# Question about an Indian Seneca recurve



## Semi-Pro (Apr 8, 2012)

45-50lb recurve bow. the bottom limb is twisted a little at the end. Is there anything i can do to fix this? will it affect the use of the bow? and how much is this thing worth? Thanks.


----------



## Ellbow (Apr 8, 2012)

Hey Semi,
Here are a few pics of mine I picked up from a family friend. One limb is a little twisted as well. Mine is about a 1964, about 40 to 45lb. I never fixed mine and it shoots fine but I don't shoot it much. I found out it is worth anywhere from $100 to $200....depending on condition and such. Maybe someone else might know more.
El


----------



## longbowdave1 (Apr 8, 2012)

Semi-pro read throiugh this old thread, hope it helps you.

http://forum.gon.com/showthread.php?t=524034&highlight=twisted+limb


----------



## Semi-Pro (Apr 9, 2012)

Thanks, very helpfull.


----------



## Fishin & Hunting (Apr 9, 2012)
#####
Work instructions:
1. Rewrite the paragraph in the recurve thread that begins "Here are a few pics of mine" as a short bulleted list that keeps its main facts.
2. In one to three sentences, explain what Ellbow says the value of the bow in the recurve thread depends on.
3. Extend the recurve thread by writing the post that comes after the "Fishin & Hunting" heading.
The entries have nothing to do with any of these tasks.
#####
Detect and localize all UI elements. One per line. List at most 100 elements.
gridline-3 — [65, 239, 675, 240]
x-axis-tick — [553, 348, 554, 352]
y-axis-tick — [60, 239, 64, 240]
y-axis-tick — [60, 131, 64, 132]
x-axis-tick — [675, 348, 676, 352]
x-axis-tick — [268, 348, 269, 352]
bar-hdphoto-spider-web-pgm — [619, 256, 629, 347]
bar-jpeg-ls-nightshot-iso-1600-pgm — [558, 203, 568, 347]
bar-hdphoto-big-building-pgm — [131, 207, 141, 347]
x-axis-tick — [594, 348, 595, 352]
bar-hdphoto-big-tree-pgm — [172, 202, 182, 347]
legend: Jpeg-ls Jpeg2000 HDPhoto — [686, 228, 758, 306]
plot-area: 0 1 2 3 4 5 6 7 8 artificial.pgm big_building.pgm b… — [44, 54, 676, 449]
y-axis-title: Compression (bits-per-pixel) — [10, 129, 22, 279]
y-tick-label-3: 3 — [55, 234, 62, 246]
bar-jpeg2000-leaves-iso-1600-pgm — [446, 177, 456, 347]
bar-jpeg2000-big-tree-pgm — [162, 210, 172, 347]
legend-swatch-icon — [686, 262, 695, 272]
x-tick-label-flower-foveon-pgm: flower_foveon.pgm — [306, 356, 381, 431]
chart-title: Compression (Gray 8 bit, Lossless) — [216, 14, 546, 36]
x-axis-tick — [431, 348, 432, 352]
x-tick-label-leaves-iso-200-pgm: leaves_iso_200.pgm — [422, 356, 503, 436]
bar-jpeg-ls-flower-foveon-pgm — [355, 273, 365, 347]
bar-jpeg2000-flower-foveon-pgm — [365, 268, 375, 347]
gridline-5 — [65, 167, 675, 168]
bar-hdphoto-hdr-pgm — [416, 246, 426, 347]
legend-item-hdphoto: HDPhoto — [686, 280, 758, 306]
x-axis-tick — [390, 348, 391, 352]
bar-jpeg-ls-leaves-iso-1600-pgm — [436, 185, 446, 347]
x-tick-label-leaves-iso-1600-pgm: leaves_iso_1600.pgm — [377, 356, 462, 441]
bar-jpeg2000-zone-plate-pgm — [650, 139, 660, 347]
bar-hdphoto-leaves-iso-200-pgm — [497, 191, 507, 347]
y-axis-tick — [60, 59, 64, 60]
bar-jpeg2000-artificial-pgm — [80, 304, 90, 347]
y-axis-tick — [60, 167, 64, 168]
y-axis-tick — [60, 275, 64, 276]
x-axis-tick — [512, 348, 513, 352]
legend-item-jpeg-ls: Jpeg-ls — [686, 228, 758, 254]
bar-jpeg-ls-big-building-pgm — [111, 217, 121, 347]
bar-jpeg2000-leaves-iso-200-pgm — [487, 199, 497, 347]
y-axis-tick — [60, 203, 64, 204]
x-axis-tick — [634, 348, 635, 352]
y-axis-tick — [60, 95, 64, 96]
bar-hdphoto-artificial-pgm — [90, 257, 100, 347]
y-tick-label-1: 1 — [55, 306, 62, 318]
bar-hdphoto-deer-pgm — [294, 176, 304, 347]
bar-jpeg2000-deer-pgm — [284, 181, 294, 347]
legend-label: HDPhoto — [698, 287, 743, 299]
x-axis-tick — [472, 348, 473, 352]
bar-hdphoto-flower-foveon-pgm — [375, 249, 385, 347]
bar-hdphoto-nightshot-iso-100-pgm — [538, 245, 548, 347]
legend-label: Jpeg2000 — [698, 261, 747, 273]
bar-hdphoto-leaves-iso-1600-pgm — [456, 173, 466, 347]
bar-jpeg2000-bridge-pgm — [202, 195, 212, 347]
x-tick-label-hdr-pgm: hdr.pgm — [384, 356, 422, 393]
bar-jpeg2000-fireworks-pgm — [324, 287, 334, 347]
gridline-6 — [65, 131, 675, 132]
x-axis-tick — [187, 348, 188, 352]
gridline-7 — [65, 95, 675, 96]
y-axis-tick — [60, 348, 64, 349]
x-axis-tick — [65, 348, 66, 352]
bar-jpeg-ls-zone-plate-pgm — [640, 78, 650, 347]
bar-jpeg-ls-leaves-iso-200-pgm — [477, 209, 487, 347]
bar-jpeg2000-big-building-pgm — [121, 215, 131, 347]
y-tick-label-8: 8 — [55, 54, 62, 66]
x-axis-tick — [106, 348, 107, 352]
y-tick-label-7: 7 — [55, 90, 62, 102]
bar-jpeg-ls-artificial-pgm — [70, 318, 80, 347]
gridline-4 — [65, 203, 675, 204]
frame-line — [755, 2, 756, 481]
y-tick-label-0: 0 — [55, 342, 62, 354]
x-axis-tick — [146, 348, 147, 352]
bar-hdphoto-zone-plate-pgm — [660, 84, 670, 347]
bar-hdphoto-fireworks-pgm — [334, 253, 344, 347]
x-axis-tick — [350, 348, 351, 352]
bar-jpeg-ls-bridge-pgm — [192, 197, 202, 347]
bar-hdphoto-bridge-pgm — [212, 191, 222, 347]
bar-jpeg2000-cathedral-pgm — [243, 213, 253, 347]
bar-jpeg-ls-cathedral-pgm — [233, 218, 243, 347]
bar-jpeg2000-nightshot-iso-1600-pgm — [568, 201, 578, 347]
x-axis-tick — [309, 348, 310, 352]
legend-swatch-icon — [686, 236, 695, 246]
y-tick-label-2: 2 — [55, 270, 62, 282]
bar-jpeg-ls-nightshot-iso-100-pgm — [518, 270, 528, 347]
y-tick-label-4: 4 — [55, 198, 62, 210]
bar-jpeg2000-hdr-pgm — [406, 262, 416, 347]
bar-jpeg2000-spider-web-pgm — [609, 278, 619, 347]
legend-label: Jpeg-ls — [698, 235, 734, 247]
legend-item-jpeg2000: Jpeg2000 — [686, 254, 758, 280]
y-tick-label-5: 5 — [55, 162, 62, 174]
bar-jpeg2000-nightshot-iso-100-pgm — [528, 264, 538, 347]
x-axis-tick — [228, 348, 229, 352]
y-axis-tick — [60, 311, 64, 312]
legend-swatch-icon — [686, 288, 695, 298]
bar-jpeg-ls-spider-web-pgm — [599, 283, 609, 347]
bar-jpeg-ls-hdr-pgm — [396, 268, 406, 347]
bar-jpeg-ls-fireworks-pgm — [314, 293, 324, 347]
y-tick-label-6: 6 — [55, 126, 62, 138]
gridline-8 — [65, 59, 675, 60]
#####
Answers:
1.
- Ellbow got the bow from a family friend.
- One limb is a little twisted.
- It dates from about 1964 and draws about 40 to 45 lb.
- It was never fixed, but it shoots fine, though Ellbow doesn't shoot it much.
- It is worth about $100 to $200, depending on condition.
- Someone else might know more.

2. Ellbow says a bow like this is worth anywhere from $100 to $200. Where it falls in that range depends on its condition and similar factors.

3.
I have straightened out three recurves with a twisted limb.  Two of them stayed after the correction.  One went back to the twist after shooting it a few times.

I would heat them in a hot water shower, and then twist the opposite way of the twist.  And then let cool.  Things I learn on this forum.


----------



## Fishin & Hunting (Apr 10, 2012)

Here is the link that the thread that showed me how to do it.


http://forum.gon.com/showthread.php?t=136497


----------



## RogerB (Apr 11, 2012)

As long as there is not enough twist that the bow destrings itself when shot, alittle twist is not a problem.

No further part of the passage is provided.